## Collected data
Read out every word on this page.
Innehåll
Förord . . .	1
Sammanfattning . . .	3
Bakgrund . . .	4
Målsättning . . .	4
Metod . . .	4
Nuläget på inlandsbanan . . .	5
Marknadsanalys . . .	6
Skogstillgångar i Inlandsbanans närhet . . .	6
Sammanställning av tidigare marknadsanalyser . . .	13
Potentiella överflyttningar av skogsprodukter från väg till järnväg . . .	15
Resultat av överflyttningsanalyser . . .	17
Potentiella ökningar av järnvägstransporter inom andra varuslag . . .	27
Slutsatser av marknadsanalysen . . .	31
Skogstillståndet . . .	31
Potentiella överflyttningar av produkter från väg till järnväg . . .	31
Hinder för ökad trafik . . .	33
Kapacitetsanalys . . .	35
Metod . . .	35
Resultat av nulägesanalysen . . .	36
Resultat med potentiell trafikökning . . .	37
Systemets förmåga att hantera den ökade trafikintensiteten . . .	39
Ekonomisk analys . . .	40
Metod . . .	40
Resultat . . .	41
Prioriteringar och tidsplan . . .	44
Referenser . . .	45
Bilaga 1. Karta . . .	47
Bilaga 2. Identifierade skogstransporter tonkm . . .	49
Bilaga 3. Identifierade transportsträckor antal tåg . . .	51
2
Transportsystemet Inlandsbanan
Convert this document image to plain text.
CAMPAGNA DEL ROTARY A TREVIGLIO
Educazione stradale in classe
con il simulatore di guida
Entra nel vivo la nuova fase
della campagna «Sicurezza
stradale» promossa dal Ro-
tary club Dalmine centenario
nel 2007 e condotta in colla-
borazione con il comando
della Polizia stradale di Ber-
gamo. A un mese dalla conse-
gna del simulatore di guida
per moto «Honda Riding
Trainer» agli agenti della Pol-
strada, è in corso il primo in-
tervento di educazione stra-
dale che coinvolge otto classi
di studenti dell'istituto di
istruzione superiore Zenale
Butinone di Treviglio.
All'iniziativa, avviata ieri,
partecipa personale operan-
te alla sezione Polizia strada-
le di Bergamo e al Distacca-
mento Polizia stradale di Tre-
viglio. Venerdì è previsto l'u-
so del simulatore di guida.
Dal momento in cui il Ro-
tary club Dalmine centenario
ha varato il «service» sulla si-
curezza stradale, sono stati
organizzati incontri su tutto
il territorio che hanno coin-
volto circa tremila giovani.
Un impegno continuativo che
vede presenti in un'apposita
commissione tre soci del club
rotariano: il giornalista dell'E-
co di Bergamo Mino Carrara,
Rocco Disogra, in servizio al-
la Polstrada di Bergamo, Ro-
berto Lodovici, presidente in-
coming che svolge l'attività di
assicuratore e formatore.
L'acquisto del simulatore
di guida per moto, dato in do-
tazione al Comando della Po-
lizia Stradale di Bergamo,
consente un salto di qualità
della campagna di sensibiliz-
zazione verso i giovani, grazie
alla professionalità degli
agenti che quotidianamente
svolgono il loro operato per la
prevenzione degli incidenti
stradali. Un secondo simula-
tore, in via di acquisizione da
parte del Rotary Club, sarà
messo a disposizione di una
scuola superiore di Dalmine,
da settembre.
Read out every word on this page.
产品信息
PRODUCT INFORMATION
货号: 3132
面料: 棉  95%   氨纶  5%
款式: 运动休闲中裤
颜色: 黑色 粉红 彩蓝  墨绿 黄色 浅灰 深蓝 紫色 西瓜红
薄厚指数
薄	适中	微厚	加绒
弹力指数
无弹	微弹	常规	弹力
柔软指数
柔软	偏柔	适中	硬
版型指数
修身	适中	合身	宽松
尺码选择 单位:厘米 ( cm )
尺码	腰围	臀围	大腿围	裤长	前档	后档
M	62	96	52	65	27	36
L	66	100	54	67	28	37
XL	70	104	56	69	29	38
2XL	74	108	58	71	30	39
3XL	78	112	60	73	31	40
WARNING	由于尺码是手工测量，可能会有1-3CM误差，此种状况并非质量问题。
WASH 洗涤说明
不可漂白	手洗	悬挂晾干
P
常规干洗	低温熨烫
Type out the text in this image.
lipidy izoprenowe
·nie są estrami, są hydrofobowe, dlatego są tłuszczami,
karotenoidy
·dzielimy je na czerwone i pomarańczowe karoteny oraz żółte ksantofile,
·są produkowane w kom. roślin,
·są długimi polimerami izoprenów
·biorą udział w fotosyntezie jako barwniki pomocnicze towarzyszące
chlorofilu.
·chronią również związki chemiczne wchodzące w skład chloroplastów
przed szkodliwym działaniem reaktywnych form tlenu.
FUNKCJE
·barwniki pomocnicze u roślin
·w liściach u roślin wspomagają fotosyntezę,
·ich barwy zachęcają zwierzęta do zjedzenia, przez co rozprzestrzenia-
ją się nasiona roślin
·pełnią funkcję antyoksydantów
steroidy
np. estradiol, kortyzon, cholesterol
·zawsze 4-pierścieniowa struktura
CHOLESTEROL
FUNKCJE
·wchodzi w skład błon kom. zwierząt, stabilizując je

## PROBLEM DESCRIPTION
Transcribe exactly, and only, the lines from the one bearing "Type out the text in this image." through the last line of the entries, counting both.

## EXERCISE RESPONSE
Type out the text in this image.
lipidy izoprenowe
·nie są estrami, są hydrofobowe, dlatego są tłuszczami,
karotenoidy
·dzielimy je na czerwone i pomarańczowe karoteny oraz żółte ksantofile,
·są produkowane w kom. roślin,
·są długimi polimerami izoprenów
·biorą udział w fotosyntezie jako barwniki pomocnicze towarzyszące
chlorofilu.
·chronią również związki chemiczne wchodzące w skład chloroplastów
przed szkodliwym działaniem reaktywnych form tlenu.
FUNKCJE
·barwniki pomocnicze u roślin
·w liściach u roślin wspomagają fotosyntezę,
·ich barwy zachęcają zwierzęta do zjedzenia, przez co rozprzestrzenia-
ją się nasiona roślin
·pełnią funkcję antyoksydantów
steroidy
np. estradiol, kortyzon, cholesterol
·zawsze 4-pierścieniowa struktura
CHOLESTEROL
FUNKCJE
·wchodzi w skład błon kom. zwierząt, stabilizując je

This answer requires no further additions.